__Records for the task__.
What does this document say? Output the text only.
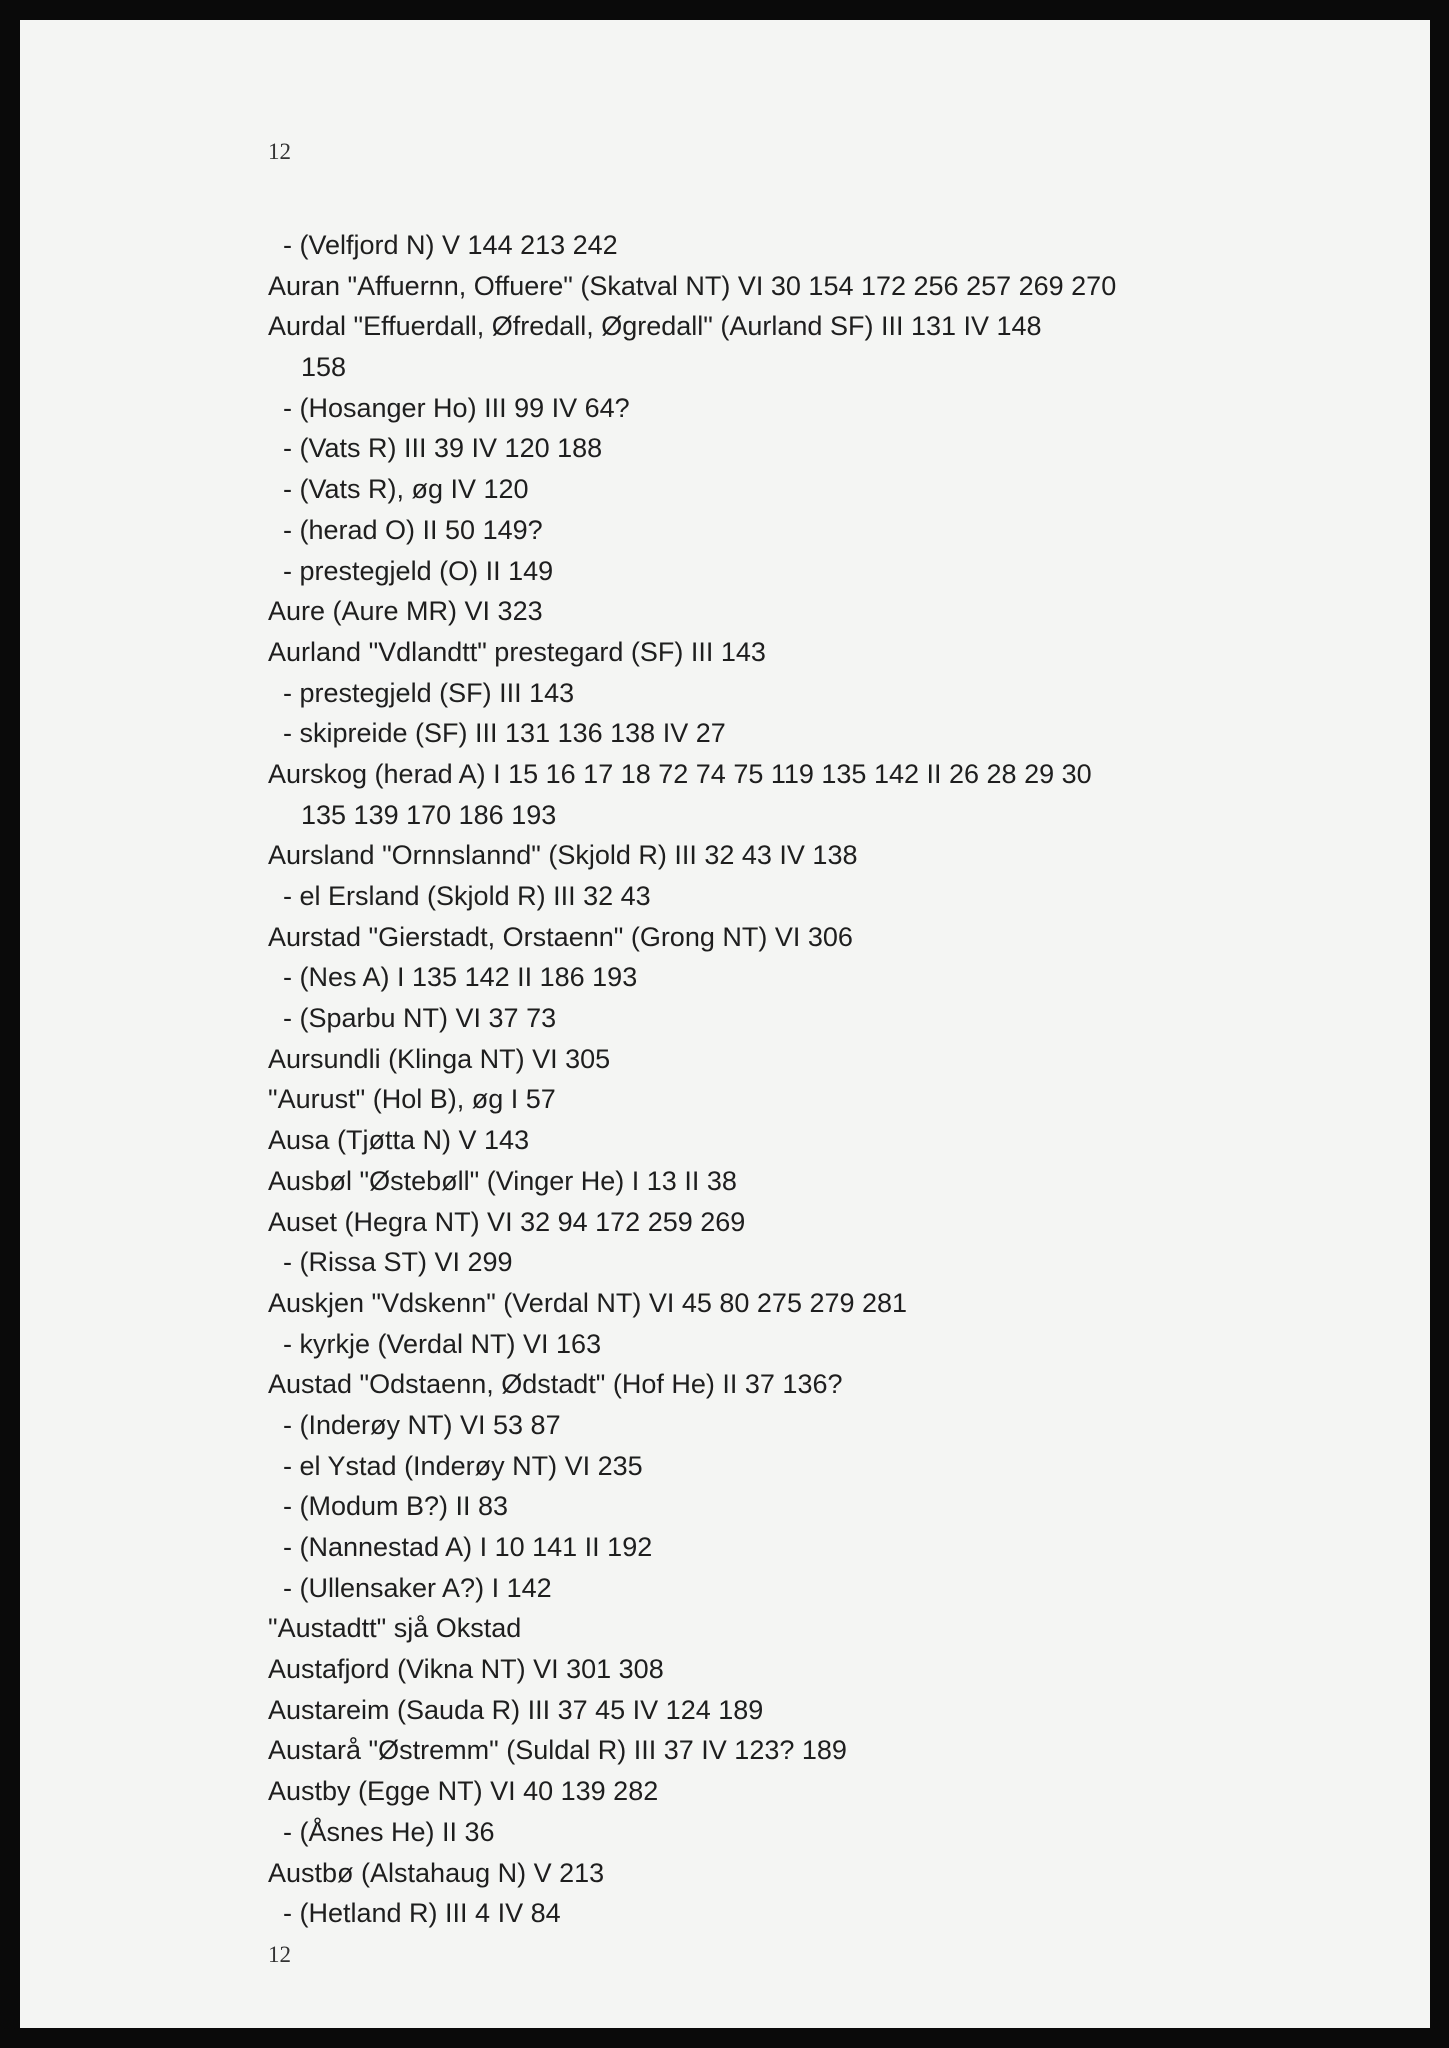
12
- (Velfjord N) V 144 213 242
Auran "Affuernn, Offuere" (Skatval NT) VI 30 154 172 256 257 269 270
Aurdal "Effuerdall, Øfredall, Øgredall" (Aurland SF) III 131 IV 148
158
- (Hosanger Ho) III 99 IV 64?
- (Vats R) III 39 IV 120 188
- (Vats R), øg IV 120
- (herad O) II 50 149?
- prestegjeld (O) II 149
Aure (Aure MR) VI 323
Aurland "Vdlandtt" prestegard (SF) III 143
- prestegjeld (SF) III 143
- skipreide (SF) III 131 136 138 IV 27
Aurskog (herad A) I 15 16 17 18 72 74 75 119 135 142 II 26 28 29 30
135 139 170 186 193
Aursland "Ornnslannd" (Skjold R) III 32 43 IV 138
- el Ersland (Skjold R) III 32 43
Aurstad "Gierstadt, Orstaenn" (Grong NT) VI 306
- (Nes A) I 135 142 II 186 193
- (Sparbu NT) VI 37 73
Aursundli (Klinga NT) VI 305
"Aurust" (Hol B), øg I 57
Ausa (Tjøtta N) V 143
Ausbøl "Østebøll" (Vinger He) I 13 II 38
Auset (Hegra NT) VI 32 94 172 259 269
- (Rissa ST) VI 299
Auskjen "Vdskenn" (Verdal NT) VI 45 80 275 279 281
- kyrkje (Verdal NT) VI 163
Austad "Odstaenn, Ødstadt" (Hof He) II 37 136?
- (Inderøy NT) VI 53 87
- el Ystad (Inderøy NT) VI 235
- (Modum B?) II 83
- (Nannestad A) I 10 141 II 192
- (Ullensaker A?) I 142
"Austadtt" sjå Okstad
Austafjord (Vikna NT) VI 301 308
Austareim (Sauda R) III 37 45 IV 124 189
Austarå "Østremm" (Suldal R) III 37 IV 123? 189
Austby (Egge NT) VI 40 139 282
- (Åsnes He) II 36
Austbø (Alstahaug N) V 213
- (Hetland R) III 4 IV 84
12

__Instructions for the task__. What you return should match the records above word for word, minus the pictures.

__Response for this exercise__.
What does this document say? Output the text only.
12
- (Velfjord N) V 144 213 242
Auran "Affuernn, Offuere" (Skatval NT) VI 30 154 172 256 257 269 270
Aurdal "Effuerdall, Øfredall, Øgredall" (Aurland SF) III 131 IV 148
158
- (Hosanger Ho) III 99 IV 64?
- (Vats R) III 39 IV 120 188
- (Vats R), øg IV 120
- (herad O) II 50 149?
- prestegjeld (O) II 149
Aure (Aure MR) VI 323
Aurland "Vdlandtt" prestegard (SF) III 143
- prestegjeld (SF) III 143
- skipreide (SF) III 131 136 138 IV 27
Aurskog (herad A) I 15 16 17 18 72 74 75 119 135 142 II 26 28 29 30
135 139 170 186 193
Aursland "Ornnslannd" (Skjold R) III 32 43 IV 138
- el Ersland (Skjold R) III 32 43
Aurstad "Gierstadt, Orstaenn" (Grong NT) VI 306
- (Nes A) I 135 142 II 186 193
- (Sparbu NT) VI 37 73
Aursundli (Klinga NT) VI 305
"Aurust" (Hol B), øg I 57
Ausa (Tjøtta N) V 143
Ausbøl "Østebøll" (Vinger He) I 13 II 38
Auset (Hegra NT) VI 32 94 172 259 269
- (Rissa ST) VI 299
Auskjen "Vdskenn" (Verdal NT) VI 45 80 275 279 281
- kyrkje (Verdal NT) VI 163
Austad "Odstaenn, Ødstadt" (Hof He) II 37 136?
- (Inderøy NT) VI 53 87
- el Ystad (Inderøy NT) VI 235
- (Modum B?) II 83
- (Nannestad A) I 10 141 II 192
- (Ullensaker A?) I 142
"Austadtt" sjå Okstad
Austafjord (Vikna NT) VI 301 308
Austareim (Sauda R) III 37 45 IV 124 189
Austarå "Østremm" (Suldal R) III 37 IV 123? 189
Austby (Egge NT) VI 40 139 282
- (Åsnes He) II 36
Austbø (Alstahaug N) V 213
- (Hetland R) III 4 IV 84
12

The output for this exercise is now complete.